Aim of the task:
Look through the data below. Collect every line where the word "Only" occurs.

Records for this task:
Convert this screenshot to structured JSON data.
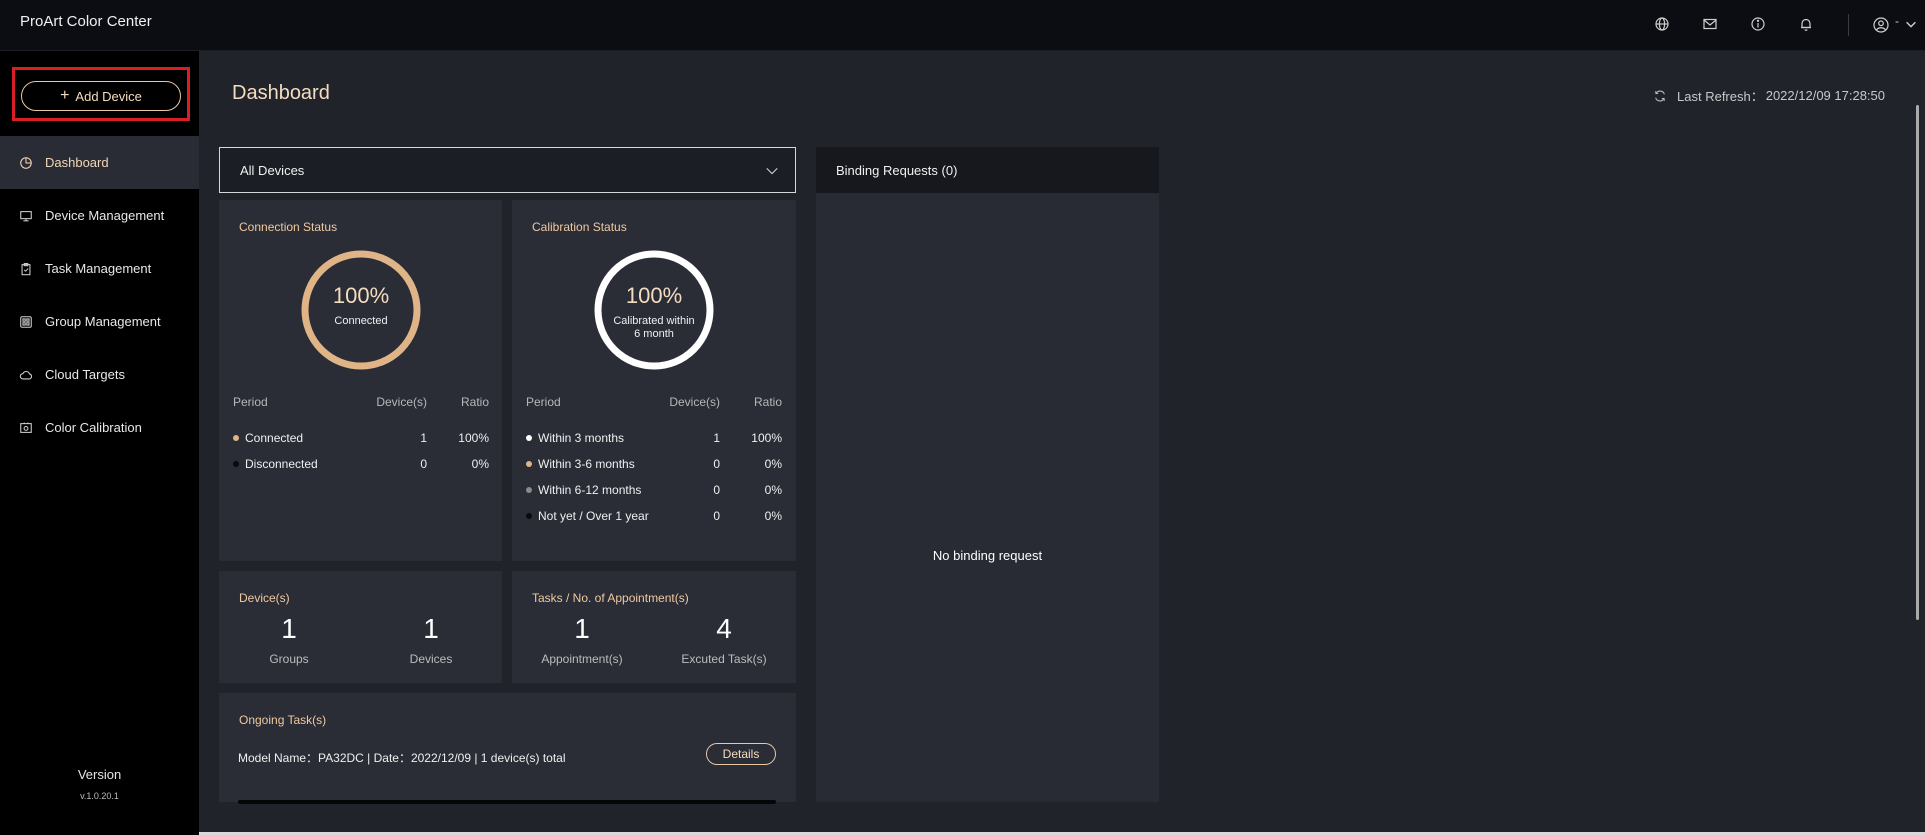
{
  "app": {
    "title": "ProArt Color Center"
  },
  "topbar": {
    "user_label": "-"
  },
  "sidebar": {
    "add_device_label": "Add Device",
    "items": [
      {
        "label": "Dashboard",
        "icon": "dashboard-icon",
        "active": true
      },
      {
        "label": "Device Management",
        "icon": "monitor-icon"
      },
      {
        "label": "Task Management",
        "icon": "clipboard-icon"
      },
      {
        "label": "Group Management",
        "icon": "group-icon"
      },
      {
        "label": "Cloud Targets",
        "icon": "cloud-icon"
      },
      {
        "label": "Color Calibration",
        "icon": "calibration-icon"
      }
    ],
    "version_label": "Version",
    "version_number": "v.1.0.20.1"
  },
  "header": {
    "title": "Dashboard",
    "last_refresh_label": "Last Refresh：",
    "last_refresh_value": "2022/12/09 17:28:50"
  },
  "device_filter": {
    "selected": "All Devices"
  },
  "connection_status": {
    "title": "Connection Status",
    "percent": "100%",
    "ring_label": "Connected",
    "ring_fraction": 1.0,
    "columns": [
      "Period",
      "Device(s)",
      "Ratio"
    ],
    "rows": [
      {
        "label": "Connected",
        "devices": "1",
        "ratio": "100%",
        "color": "#e0b487"
      },
      {
        "label": "Disconnected",
        "devices": "0",
        "ratio": "0%",
        "color": "#0a0a0a"
      }
    ]
  },
  "calibration_status": {
    "title": "Calibration Status",
    "percent": "100%",
    "ring_label_1": "Calibrated within",
    "ring_label_2": "6 month",
    "ring_fraction": 1.0,
    "columns": [
      "Period",
      "Device(s)",
      "Ratio"
    ],
    "rows": [
      {
        "label": "Within 3 months",
        "devices": "1",
        "ratio": "100%",
        "color": "#ffffff"
      },
      {
        "label": "Within 3-6 months",
        "devices": "0",
        "ratio": "0%",
        "color": "#e0b487"
      },
      {
        "label": "Within 6-12 months",
        "devices": "0",
        "ratio": "0%",
        "color": "#8a8a8a"
      },
      {
        "label": "Not yet / Over 1 year",
        "devices": "0",
        "ratio": "0%",
        "color": "#0a0a0a"
      }
    ]
  },
  "devices_card": {
    "title": "Device(s)",
    "groups_value": "1",
    "groups_label": "Groups",
    "devices_value": "1",
    "devices_label": "Devices"
  },
  "tasks_card": {
    "title": "Tasks / No. of Appointment(s)",
    "appointments_value": "1",
    "appointments_label": "Appointment(s)",
    "executed_value": "4",
    "executed_label": "Excuted Task(s)"
  },
  "ongoing": {
    "title": "Ongoing Task(s)",
    "task_text": "Model Name：PA32DC | Date：2022/12/09 | 1 device(s) total",
    "details_label": "Details"
  },
  "binding": {
    "title": "Binding Requests (0)",
    "empty_text": "No binding request"
  },
  "colors": {
    "accent": "#f3dcc0",
    "connection_ring": "#e0b487",
    "calibration_ring": "#ffffff",
    "highlight_box": "#d81f26"
  }
}
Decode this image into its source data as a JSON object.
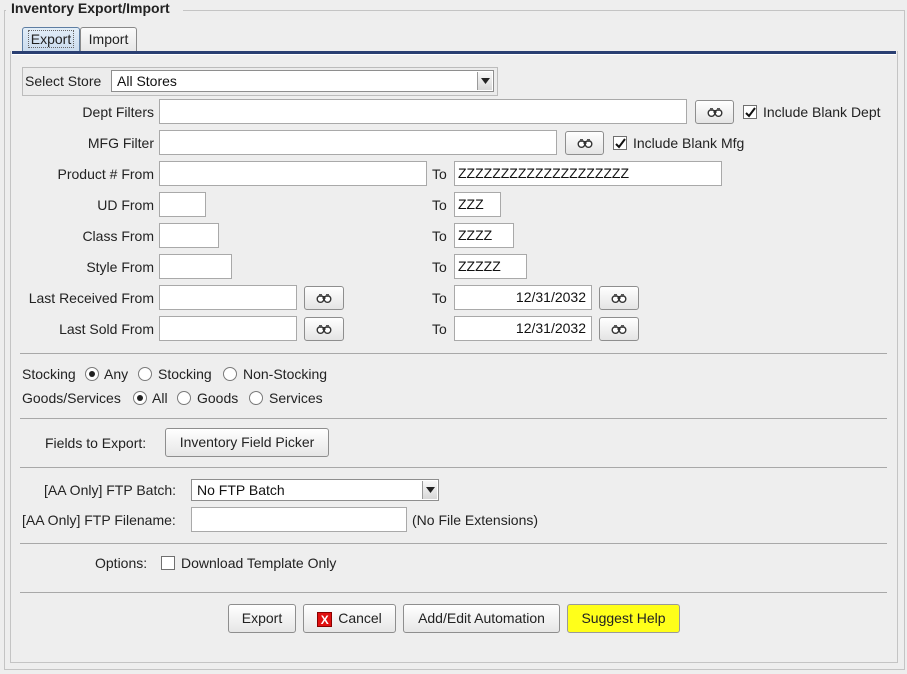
{
  "title": "Inventory Export/Import",
  "tabs": [
    {
      "label": "Export",
      "active": true
    },
    {
      "label": "Import",
      "active": false
    }
  ],
  "store": {
    "label": "Select Store",
    "value": "All Stores"
  },
  "dept": {
    "label": "Dept Filters",
    "value": "",
    "include_label": "Include Blank Dept",
    "include_checked": true
  },
  "mfg": {
    "label": "MFG Filter",
    "value": "",
    "include_label": "Include Blank Mfg",
    "include_checked": true
  },
  "product": {
    "label": "Product # From",
    "from": "",
    "to_label": "To",
    "to": "ZZZZZZZZZZZZZZZZZZZZ"
  },
  "ud": {
    "label": "UD From",
    "from": "",
    "to_label": "To",
    "to": "ZZZ"
  },
  "class": {
    "label": "Class From",
    "from": "",
    "to_label": "To",
    "to": "ZZZZ"
  },
  "style": {
    "label": "Style From",
    "from": "",
    "to_label": "To",
    "to": "ZZZZZ"
  },
  "last_received": {
    "label": "Last Received From",
    "from": "",
    "to_label": "To",
    "to": "12/31/2032"
  },
  "last_sold": {
    "label": "Last Sold From",
    "from": "",
    "to_label": "To",
    "to": "12/31/2032"
  },
  "stocking": {
    "label": "Stocking",
    "options": [
      {
        "label": "Any",
        "selected": true
      },
      {
        "label": "Stocking",
        "selected": false
      },
      {
        "label": "Non-Stocking",
        "selected": false
      }
    ]
  },
  "goods": {
    "label": "Goods/Services",
    "options": [
      {
        "label": "All",
        "selected": true
      },
      {
        "label": "Goods",
        "selected": false
      },
      {
        "label": "Services",
        "selected": false
      }
    ]
  },
  "fields": {
    "label": "Fields to Export:",
    "button": "Inventory Field Picker"
  },
  "ftp_batch": {
    "label": "[AA Only] FTP Batch:",
    "value": "No FTP Batch"
  },
  "ftp_filename": {
    "label": "[AA Only] FTP Filename:",
    "value": "",
    "hint": "(No File Extensions)"
  },
  "options": {
    "label": "Options:",
    "checkbox_label": "Download Template Only",
    "checked": false
  },
  "buttons": {
    "export": "Export",
    "cancel": "Cancel",
    "automation": "Add/Edit Automation",
    "suggest": "Suggest Help"
  },
  "colors": {
    "accent_tab": "#c9dbee",
    "suggest_bg": "#ffff1a",
    "cancel_icon": "#e01010",
    "tab_underline": "#2a3f72"
  }
}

Answer to the problem:
    "label": "[AA Only] FTP Batch:",
    "label": "[AA Only] FTP Filename:",
    "checkbox_label": "Download Template Only",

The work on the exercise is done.